#### STORED ROWS

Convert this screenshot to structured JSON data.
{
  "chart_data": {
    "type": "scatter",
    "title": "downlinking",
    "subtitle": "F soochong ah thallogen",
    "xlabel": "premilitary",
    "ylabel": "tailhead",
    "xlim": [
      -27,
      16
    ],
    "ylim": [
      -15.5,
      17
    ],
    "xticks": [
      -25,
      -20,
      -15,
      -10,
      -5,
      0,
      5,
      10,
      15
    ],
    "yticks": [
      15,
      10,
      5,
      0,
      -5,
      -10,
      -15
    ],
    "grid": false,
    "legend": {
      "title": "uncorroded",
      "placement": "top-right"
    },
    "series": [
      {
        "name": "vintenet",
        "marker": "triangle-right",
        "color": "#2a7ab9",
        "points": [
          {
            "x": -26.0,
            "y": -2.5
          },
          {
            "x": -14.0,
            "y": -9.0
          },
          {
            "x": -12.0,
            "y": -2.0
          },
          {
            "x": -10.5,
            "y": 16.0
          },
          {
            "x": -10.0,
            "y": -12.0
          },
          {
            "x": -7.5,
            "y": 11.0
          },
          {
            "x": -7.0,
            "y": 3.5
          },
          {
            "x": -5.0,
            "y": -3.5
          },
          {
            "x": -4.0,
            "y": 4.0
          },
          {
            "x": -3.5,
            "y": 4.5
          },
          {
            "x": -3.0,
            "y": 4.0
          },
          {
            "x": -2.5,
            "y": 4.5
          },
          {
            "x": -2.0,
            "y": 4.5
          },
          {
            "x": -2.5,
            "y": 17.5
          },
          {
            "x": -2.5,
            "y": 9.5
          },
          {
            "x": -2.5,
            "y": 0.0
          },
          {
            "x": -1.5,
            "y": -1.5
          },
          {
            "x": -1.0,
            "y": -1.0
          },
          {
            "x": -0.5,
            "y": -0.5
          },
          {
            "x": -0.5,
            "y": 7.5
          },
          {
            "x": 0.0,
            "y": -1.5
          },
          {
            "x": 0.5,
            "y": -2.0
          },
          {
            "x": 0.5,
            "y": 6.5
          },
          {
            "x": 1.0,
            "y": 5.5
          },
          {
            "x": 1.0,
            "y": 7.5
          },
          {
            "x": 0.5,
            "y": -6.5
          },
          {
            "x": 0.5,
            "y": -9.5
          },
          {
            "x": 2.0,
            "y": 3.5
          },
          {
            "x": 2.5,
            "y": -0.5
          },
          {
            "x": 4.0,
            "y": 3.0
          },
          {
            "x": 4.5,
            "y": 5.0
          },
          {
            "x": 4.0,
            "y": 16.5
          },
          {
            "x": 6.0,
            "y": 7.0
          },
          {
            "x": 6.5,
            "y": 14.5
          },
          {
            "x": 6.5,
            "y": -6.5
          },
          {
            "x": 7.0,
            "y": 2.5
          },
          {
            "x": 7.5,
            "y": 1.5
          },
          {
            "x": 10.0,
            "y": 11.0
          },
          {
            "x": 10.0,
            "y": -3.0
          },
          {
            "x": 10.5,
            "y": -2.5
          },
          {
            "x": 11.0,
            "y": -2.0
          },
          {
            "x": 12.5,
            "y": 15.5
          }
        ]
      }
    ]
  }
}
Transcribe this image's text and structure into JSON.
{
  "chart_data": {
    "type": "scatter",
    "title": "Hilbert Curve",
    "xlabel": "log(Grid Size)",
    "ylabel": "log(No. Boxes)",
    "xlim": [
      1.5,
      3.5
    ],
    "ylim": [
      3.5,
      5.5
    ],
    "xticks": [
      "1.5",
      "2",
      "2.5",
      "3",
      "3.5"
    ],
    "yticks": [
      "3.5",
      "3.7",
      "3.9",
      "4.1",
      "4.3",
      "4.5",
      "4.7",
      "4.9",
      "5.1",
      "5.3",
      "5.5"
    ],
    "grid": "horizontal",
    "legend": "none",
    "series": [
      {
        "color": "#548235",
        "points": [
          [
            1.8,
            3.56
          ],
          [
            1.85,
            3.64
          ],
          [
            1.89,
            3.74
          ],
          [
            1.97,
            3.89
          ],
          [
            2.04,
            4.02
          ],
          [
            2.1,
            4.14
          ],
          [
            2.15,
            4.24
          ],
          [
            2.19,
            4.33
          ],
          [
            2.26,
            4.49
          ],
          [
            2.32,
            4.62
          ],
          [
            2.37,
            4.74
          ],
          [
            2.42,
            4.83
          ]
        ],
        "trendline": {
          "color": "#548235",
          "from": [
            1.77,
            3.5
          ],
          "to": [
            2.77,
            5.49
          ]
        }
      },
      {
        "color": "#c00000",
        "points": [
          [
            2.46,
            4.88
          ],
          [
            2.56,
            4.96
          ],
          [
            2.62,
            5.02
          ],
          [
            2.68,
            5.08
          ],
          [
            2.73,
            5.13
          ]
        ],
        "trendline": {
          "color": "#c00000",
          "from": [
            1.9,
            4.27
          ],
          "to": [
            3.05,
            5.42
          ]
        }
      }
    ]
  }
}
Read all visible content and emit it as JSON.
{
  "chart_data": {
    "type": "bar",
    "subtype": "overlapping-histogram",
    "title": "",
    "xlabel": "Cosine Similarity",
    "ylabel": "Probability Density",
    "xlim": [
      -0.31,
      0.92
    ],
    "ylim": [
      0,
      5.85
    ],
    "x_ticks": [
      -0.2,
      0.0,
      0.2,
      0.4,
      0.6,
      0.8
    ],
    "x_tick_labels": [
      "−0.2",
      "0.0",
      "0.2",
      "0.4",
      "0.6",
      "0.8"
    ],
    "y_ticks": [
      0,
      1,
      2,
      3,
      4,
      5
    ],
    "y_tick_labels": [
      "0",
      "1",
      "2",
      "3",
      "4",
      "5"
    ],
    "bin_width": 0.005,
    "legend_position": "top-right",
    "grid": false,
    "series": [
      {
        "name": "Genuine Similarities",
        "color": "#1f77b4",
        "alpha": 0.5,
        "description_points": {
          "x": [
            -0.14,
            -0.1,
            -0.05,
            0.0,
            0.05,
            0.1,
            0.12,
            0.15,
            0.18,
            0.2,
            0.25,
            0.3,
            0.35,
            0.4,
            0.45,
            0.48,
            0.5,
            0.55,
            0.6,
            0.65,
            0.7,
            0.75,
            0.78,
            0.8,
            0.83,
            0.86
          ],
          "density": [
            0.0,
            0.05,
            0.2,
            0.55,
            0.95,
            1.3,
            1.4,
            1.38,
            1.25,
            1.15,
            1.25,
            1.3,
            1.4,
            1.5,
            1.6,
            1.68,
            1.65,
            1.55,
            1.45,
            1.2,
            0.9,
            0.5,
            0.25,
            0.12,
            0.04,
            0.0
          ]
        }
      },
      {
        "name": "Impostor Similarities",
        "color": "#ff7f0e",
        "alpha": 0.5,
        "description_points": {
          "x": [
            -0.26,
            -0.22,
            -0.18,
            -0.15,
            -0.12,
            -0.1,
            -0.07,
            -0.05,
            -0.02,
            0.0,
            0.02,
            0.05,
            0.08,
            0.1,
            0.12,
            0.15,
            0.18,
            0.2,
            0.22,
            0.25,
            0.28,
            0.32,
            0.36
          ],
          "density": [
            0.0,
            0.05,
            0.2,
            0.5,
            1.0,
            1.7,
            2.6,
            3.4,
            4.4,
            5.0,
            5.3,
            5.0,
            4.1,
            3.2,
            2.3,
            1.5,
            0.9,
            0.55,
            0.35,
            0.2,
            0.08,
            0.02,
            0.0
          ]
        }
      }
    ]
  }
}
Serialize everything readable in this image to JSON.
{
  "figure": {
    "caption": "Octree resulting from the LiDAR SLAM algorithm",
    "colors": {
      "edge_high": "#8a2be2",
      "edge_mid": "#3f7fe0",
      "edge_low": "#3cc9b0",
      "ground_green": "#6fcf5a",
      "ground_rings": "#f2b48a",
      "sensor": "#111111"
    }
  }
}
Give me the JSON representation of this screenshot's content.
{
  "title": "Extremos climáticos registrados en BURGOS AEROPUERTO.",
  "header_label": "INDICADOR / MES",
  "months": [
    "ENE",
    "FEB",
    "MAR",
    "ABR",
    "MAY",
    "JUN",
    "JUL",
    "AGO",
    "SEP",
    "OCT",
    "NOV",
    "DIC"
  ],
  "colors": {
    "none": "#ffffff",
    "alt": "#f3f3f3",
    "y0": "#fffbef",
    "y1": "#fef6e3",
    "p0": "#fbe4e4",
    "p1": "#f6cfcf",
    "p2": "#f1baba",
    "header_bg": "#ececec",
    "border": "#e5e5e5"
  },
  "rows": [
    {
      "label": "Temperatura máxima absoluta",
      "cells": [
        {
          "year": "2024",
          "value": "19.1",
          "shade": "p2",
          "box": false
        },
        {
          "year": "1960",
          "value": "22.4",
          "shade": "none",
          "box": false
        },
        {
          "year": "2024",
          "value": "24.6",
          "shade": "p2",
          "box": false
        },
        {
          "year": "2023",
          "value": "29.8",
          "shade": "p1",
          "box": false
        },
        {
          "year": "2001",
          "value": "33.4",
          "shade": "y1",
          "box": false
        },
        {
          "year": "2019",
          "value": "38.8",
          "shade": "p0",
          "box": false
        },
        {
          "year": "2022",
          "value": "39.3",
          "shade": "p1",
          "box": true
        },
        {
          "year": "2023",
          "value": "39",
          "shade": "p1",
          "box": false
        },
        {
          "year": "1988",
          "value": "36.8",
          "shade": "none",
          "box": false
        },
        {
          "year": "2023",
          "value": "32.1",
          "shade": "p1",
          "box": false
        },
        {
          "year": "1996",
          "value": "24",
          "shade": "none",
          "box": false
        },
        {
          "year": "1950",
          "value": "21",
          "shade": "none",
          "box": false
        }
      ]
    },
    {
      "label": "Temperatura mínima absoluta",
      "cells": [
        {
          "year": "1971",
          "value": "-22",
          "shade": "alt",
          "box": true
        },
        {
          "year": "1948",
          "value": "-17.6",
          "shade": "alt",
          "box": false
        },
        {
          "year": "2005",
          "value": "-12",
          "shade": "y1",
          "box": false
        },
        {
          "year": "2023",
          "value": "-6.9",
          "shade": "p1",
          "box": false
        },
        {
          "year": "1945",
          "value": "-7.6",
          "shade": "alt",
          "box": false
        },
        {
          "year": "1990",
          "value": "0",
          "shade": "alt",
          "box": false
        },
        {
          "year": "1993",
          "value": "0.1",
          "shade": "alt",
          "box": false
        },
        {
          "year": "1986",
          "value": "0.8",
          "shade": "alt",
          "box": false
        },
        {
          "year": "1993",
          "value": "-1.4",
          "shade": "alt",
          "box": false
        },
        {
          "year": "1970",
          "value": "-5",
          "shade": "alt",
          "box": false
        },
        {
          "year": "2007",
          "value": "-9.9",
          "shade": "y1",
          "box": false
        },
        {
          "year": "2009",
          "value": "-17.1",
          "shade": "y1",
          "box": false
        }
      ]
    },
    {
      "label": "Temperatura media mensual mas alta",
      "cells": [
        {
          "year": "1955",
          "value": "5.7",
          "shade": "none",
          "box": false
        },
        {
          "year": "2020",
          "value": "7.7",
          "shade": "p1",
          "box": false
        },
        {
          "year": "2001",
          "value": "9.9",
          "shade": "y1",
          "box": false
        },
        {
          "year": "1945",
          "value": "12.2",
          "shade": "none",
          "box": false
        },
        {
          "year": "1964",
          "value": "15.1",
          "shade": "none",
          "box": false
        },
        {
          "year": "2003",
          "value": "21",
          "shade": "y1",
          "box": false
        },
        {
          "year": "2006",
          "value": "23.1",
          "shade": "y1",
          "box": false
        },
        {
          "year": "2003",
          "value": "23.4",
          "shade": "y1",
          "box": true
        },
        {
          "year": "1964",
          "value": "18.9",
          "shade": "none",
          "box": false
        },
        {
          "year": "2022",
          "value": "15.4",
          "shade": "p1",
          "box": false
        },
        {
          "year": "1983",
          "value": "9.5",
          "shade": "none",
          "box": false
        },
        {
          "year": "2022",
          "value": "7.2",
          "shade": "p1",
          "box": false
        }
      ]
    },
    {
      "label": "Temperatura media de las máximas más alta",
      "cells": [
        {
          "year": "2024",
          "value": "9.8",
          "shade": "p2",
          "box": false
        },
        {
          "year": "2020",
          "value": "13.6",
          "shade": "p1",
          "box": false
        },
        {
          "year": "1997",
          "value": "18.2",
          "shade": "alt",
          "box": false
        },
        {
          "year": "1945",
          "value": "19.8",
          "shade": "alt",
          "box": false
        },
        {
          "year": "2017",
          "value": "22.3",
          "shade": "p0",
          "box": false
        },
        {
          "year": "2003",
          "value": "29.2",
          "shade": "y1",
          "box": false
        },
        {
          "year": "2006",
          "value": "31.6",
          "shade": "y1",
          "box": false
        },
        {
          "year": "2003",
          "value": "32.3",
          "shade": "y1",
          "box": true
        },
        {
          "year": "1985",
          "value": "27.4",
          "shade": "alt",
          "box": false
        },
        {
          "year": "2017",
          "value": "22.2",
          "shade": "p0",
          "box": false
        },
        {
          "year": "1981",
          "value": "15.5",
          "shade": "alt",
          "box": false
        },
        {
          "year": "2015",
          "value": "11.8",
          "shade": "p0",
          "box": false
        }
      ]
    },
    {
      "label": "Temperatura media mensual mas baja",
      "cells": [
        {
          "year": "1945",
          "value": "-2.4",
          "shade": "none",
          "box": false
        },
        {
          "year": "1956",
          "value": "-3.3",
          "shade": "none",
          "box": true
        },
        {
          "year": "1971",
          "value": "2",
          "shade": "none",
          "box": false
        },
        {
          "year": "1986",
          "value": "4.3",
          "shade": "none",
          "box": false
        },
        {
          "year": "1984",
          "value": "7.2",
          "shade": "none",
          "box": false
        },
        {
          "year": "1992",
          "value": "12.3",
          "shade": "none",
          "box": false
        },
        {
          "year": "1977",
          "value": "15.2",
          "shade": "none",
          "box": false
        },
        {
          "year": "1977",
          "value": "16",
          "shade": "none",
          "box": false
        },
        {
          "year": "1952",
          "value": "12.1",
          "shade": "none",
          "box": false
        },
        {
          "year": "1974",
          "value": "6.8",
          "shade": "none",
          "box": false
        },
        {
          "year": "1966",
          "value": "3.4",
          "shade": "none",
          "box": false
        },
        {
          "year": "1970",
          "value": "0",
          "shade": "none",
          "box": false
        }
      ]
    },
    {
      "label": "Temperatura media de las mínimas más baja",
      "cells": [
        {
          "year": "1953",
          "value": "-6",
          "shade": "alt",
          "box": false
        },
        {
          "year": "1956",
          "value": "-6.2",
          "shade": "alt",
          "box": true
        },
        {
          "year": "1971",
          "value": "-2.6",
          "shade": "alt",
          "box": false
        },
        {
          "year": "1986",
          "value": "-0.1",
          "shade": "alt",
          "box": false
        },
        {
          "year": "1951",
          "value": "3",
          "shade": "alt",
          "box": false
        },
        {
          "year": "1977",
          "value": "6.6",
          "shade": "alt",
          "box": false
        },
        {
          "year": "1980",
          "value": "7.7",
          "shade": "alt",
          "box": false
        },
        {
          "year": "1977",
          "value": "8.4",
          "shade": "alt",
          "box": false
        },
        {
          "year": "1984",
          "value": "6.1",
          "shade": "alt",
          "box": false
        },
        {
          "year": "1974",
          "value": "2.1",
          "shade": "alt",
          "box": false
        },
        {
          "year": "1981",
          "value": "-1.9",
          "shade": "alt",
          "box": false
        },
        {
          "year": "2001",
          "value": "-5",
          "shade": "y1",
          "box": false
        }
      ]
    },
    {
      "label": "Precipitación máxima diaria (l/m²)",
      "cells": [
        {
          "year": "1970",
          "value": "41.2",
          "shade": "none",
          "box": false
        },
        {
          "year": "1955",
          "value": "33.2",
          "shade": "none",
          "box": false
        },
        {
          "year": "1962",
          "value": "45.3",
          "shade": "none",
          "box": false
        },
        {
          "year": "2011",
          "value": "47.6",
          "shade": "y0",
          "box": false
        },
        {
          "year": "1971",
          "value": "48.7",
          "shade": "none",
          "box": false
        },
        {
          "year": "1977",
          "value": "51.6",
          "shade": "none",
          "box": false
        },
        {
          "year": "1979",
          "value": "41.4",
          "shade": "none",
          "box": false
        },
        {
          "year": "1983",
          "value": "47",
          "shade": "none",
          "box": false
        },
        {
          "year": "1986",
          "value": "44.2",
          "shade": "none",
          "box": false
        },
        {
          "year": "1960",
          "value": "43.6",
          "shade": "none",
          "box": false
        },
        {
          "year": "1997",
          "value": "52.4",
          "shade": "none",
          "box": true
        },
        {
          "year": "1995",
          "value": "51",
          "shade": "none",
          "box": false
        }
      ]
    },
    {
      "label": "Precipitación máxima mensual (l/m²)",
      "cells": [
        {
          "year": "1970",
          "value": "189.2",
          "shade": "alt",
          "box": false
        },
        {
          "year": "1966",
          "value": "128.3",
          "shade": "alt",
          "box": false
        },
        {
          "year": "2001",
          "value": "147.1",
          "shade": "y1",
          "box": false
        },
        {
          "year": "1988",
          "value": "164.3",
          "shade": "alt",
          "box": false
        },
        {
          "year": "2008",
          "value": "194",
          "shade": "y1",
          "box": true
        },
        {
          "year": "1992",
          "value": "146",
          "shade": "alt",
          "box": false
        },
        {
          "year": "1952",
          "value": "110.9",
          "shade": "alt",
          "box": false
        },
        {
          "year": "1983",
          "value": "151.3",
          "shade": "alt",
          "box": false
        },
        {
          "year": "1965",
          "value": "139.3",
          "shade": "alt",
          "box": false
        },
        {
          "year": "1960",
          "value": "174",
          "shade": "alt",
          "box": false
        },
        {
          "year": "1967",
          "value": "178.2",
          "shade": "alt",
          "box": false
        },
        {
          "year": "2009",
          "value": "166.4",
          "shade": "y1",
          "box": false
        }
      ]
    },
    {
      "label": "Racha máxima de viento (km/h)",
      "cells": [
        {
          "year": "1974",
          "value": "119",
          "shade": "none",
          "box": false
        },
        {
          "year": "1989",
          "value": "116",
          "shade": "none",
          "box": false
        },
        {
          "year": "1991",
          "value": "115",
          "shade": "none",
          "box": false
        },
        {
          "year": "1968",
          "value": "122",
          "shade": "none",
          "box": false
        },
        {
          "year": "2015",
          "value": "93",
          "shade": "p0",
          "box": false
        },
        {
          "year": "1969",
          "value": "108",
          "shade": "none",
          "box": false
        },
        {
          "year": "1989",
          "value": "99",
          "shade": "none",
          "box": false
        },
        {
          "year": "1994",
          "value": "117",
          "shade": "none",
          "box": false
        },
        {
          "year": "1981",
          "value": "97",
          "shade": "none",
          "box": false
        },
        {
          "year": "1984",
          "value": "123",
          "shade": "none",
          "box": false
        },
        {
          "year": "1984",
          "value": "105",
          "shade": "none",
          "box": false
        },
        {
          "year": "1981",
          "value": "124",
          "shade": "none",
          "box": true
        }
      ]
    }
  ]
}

########

__TASK OBJECTIVE__.
Go through the material above and copy each line that has the word "right".

__SOLVED EXERCISE__.
      "placement": "top-right"
        "marker": "triangle-right",
    "legend_position": "top-right",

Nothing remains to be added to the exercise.